TASK: Type out every line below exactly as it reads.

+++ PROVIDED INFORMATION

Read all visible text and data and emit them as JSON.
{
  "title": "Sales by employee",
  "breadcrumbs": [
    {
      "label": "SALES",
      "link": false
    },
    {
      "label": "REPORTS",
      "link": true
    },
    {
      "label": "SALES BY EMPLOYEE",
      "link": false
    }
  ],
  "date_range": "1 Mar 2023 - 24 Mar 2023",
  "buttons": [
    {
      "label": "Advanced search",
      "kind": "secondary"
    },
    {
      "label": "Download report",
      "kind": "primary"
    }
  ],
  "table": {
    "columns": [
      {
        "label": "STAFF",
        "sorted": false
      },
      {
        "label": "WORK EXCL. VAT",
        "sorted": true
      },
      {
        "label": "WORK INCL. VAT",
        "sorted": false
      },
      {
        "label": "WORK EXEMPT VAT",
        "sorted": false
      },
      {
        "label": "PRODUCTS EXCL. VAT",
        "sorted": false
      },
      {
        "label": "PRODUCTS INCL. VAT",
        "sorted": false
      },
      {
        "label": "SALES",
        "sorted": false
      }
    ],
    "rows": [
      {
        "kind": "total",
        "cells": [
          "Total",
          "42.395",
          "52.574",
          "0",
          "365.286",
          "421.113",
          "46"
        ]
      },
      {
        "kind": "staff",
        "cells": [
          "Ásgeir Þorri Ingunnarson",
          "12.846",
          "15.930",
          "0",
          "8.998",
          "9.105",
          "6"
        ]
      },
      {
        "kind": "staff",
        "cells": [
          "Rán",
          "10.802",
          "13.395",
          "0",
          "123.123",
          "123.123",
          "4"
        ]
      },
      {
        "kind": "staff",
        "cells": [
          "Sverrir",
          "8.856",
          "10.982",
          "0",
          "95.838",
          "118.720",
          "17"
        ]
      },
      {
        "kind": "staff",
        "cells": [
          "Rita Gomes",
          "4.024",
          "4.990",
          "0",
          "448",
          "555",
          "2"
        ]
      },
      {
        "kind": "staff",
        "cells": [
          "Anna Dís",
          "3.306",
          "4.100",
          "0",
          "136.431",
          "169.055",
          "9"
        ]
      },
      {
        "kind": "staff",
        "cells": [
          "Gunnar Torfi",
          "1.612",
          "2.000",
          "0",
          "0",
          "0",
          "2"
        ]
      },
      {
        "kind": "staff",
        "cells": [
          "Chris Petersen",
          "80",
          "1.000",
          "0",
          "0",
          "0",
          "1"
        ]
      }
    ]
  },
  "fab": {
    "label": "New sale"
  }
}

++++++

ANSWER TO THIS PROBLEM:
Read all visible text and data and emit them as JSON.
{
  "title": "Sales by employee",
  "breadcrumbs": [
    {
      "label": "SALES",
      "link": false
    },
    {
      "label": "REPORTS",
      "link": true
    },
    {
      "label": "SALES BY EMPLOYEE",
      "link": false
    }
  ],
  "date_range": "1 Mar 2023 - 24 Mar 2023",
  "buttons": [
    {
      "label": "Advanced search",
      "kind": "secondary"
    },
    {
      "label": "Download report",
      "kind": "primary"
    }
  ],
  "table": {
    "columns": [
      {
        "label": "STAFF",
        "sorted": false
      },
      {
        "label": "WORK EXCL. VAT",
        "sorted": true
      },
      {
        "label": "WORK INCL. VAT",
        "sorted": false
      },
      {
        "label": "WORK EXEMPT VAT",
        "sorted": false
      },
      {
        "label": "PRODUCTS EXCL. VAT",
        "sorted": false
      },
      {
        "label": "PRODUCTS INCL. VAT",
        "sorted": false
      },
      {
        "label": "SALES",
        "sorted": false
      }
    ],
    "rows": [
      {
        "kind": "total",
        "cells": [
          "Total",
          "42.395",
          "52.574",
          "0",
          "365.286",
          "421.113",
          "46"
        ]
      },
      {
        "kind": "staff",
        "cells": [
          "Ásgeir Þorri Ingunnarson",
          "12.846",
          "15.930",
          "0",
          "8.998",
          "9.105",
          "6"
        ]
      },
      {
        "kind": "staff",
        "cells": [
          "Rán",
          "10.802",
          "13.395",
          "0",
          "123.123",
          "123.123",
          "4"
        ]
      },
      {
        "kind": "staff",
        "cells": [
          "Sverrir",
          "8.856",
          "10.982",
          "0",
          "95.838",
          "118.720",
          "17"
        ]
      },
      {
        "kind": "staff",
        "cells": [
          "Rita Gomes",
          "4.024",
          "4.990",
          "0",
          "448",
          "555",
          "2"
        ]
      },
      {
        "kind": "staff",
        "cells": [
          "Anna Dís",
          "3.306",
          "4.100",
          "0",
          "136.431",
          "169.055",
          "9"
        ]
      },
      {
        "kind": "staff",
        "cells": [
          "Gunnar Torfi",
          "1.612",
          "2.000",
          "0",
          "0",
          "0",
          "2"
        ]
      },
      {
        "kind": "staff",
        "cells": [
          "Chris Petersen",
          "80",
          "1.000",
          "0",
          "0",
          "0",
          "1"
        ]
      }
    ]
  },
  "fab": {
    "label": "New sale"
  }
}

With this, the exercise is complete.